**Data provided:**
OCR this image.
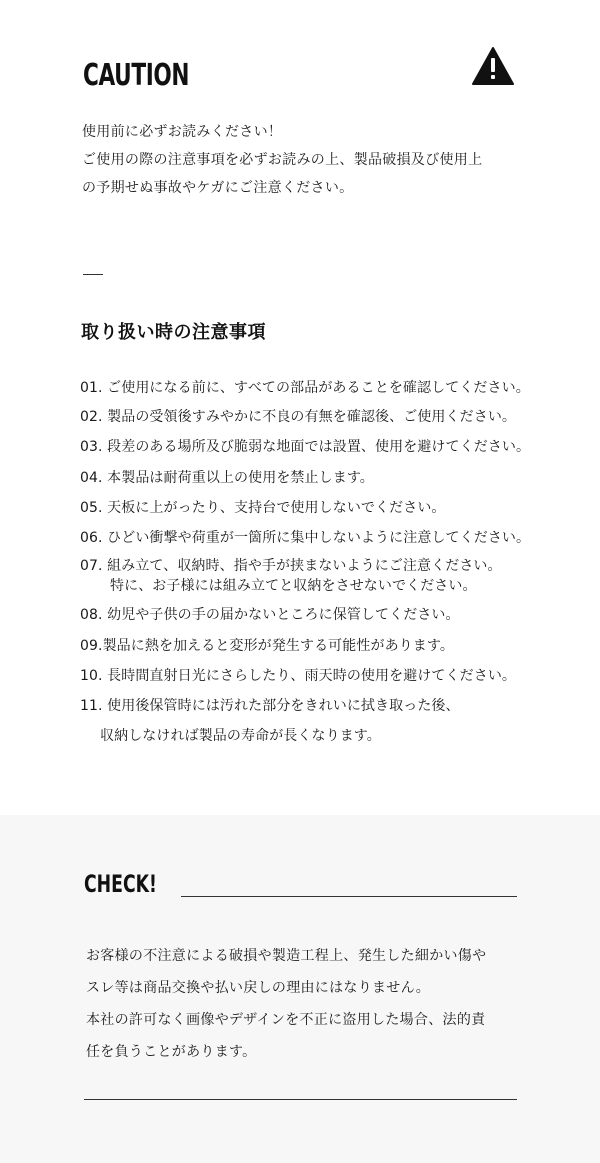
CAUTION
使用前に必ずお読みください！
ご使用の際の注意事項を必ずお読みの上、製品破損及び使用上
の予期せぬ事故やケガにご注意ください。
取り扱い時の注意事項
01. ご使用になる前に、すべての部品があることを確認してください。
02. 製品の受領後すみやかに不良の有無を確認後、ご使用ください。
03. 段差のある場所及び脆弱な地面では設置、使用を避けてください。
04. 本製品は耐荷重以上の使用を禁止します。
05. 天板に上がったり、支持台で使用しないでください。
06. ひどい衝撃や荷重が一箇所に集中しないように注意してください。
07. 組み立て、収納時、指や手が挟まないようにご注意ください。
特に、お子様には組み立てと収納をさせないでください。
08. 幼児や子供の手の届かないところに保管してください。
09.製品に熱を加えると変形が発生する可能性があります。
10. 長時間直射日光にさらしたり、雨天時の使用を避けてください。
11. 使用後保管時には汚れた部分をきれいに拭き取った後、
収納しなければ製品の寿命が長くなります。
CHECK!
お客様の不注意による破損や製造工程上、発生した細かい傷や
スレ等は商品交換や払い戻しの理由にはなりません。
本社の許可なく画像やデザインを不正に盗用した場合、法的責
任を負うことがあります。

**Directions for this task:** Images should not appear in the copy; retype the listing above exactly.

**Solution:**
OCR this image.
CAUTION
使用前に必ずお読みください！
ご使用の際の注意事項を必ずお読みの上、製品破損及び使用上
の予期せぬ事故やケガにご注意ください。
取り扱い時の注意事項
01. ご使用になる前に、すべての部品があることを確認してください。
02. 製品の受領後すみやかに不良の有無を確認後、ご使用ください。
03. 段差のある場所及び脆弱な地面では設置、使用を避けてください。
04. 本製品は耐荷重以上の使用を禁止します。
05. 天板に上がったり、支持台で使用しないでください。
06. ひどい衝撃や荷重が一箇所に集中しないように注意してください。
07. 組み立て、収納時、指や手が挟まないようにご注意ください。
特に、お子様には組み立てと収納をさせないでください。
08. 幼児や子供の手の届かないところに保管してください。
09.製品に熱を加えると変形が発生する可能性があります。
10. 長時間直射日光にさらしたり、雨天時の使用を避けてください。
11. 使用後保管時には汚れた部分をきれいに拭き取った後、
収納しなければ製品の寿命が長くなります。
CHECK!
お客様の不注意による破損や製造工程上、発生した細かい傷や
スレ等は商品交換や払い戻しの理由にはなりません。
本社の許可なく画像やデザインを不正に盗用した場合、法的責
任を負うことがあります。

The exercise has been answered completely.